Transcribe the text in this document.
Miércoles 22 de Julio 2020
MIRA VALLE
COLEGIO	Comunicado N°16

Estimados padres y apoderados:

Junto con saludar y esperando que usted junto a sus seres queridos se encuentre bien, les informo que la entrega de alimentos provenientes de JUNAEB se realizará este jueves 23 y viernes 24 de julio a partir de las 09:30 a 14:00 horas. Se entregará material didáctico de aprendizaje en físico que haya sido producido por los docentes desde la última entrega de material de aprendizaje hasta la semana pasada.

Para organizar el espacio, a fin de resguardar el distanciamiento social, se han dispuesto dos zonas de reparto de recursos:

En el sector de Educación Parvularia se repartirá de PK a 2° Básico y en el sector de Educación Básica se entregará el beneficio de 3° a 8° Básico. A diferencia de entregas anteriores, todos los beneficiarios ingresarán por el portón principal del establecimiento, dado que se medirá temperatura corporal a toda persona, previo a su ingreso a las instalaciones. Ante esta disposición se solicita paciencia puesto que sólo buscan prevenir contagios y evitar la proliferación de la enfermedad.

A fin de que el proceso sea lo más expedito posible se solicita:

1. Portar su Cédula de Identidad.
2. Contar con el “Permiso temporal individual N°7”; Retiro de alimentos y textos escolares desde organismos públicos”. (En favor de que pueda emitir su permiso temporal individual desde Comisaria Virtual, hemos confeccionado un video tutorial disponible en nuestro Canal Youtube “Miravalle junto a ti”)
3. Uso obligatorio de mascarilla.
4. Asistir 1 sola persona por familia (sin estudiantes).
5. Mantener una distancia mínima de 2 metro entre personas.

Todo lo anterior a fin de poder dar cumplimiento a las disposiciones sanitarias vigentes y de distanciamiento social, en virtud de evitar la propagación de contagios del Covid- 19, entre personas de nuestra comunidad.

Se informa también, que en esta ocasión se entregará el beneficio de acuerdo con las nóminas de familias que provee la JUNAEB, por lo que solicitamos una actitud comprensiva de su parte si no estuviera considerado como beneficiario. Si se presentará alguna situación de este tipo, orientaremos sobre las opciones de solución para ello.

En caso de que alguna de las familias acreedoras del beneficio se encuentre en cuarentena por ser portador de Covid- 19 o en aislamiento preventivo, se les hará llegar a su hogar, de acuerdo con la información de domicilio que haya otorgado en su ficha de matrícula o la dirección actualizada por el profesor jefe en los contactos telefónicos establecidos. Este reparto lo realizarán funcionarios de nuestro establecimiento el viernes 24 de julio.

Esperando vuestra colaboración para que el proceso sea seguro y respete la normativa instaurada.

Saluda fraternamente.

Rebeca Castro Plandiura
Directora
-------------------------
[Job]: Copy out the whole listing exactly as written.

[Written reply]:
Transcribe the text in this document.
Miércoles 22 de Julio 2020
MIRA VALLE
COLEGIO	Comunicado N°16

Estimados padres y apoderados:

Junto con saludar y esperando que usted junto a sus seres queridos se encuentre bien, les informo que la entrega de alimentos provenientes de JUNAEB se realizará este jueves 23 y viernes 24 de julio a partir de las 09:30 a 14:00 horas. Se entregará material didáctico de aprendizaje en físico que haya sido producido por los docentes desde la última entrega de material de aprendizaje hasta la semana pasada.

Para organizar el espacio, a fin de resguardar el distanciamiento social, se han dispuesto dos zonas de reparto de recursos:

En el sector de Educación Parvularia se repartirá de PK a 2° Básico y en el sector de Educación Básica se entregará el beneficio de 3° a 8° Básico. A diferencia de entregas anteriores, todos los beneficiarios ingresarán por el portón principal del establecimiento, dado que se medirá temperatura corporal a toda persona, previo a su ingreso a las instalaciones. Ante esta disposición se solicita paciencia puesto que sólo buscan prevenir contagios y evitar la proliferación de la enfermedad.

A fin de que el proceso sea lo más expedito posible se solicita:

1. Portar su Cédula de Identidad.
2. Contar con el “Permiso temporal individual N°7”; Retiro de alimentos y textos escolares desde organismos públicos”. (En favor de que pueda emitir su permiso temporal individual desde Comisaria Virtual, hemos confeccionado un video tutorial disponible en nuestro Canal Youtube “Miravalle junto a ti”)
3. Uso obligatorio de mascarilla.
4. Asistir 1 sola persona por familia (sin estudiantes).
5. Mantener una distancia mínima de 2 metro entre personas.

Todo lo anterior a fin de poder dar cumplimiento a las disposiciones sanitarias vigentes y de distanciamiento social, en virtud de evitar la propagación de contagios del Covid- 19, entre personas de nuestra comunidad.

Se informa también, que en esta ocasión se entregará el beneficio de acuerdo con las nóminas de familias que provee la JUNAEB, por lo que solicitamos una actitud comprensiva de su parte si no estuviera considerado como beneficiario. Si se presentará alguna situación de este tipo, orientaremos sobre las opciones de solución para ello.

En caso de que alguna de las familias acreedoras del beneficio se encuentre en cuarentena por ser portador de Covid- 19 o en aislamiento preventivo, se les hará llegar a su hogar, de acuerdo con la información de domicilio que haya otorgado en su ficha de matrícula o la dirección actualizada por el profesor jefe en los contactos telefónicos establecidos. Este reparto lo realizarán funcionarios de nuestro establecimiento el viernes 24 de julio.

Esperando vuestra colaboración para que el proceso sea seguro y respete la normativa instaurada.

Saluda fraternamente.

Rebeca Castro Plandiura
Directora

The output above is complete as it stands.